GIVEN PROBLEM
Copy every line of the data in which the word "Tunas" occurs.

EXCERPTED DATA
──────────────────────────────

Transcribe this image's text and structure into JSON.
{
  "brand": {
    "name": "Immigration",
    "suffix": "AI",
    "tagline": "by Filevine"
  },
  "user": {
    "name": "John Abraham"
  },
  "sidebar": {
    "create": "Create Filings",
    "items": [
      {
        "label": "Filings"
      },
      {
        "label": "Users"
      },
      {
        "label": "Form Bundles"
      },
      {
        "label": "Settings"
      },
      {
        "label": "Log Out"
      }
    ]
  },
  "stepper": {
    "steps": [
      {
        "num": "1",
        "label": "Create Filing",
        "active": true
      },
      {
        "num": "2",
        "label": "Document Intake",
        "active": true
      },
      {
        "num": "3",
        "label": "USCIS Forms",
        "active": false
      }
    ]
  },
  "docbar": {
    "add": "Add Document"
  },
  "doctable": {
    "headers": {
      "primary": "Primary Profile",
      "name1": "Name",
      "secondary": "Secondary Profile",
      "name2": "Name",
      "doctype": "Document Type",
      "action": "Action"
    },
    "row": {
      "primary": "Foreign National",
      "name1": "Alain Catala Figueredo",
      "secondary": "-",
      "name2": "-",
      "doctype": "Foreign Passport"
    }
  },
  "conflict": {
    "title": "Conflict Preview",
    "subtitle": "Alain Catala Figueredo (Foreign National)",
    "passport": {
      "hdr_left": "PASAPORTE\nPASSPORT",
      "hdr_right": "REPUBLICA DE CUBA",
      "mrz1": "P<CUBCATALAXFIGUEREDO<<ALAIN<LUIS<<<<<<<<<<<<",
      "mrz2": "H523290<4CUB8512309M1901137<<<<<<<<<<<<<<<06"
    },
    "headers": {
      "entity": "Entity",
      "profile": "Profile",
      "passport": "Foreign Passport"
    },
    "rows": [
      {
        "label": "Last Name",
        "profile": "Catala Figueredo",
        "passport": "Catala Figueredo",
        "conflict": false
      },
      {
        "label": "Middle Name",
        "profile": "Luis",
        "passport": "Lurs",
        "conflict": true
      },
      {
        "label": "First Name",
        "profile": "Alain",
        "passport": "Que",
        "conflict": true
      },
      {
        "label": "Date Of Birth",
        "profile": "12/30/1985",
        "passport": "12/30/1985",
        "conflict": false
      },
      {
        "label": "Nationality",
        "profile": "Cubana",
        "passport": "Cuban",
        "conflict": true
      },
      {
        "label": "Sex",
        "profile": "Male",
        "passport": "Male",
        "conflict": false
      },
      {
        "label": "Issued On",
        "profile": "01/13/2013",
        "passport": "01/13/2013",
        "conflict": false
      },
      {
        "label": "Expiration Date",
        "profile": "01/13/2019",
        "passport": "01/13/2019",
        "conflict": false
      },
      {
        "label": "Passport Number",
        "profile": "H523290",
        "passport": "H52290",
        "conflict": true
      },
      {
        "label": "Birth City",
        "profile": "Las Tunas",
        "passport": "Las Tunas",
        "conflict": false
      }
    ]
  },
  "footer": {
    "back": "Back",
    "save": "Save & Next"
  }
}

──────────────────────────────

OUTPUT FOR THIS EXERCISE
        "profile": "Las Tunas",
        "passport": "Las Tunas",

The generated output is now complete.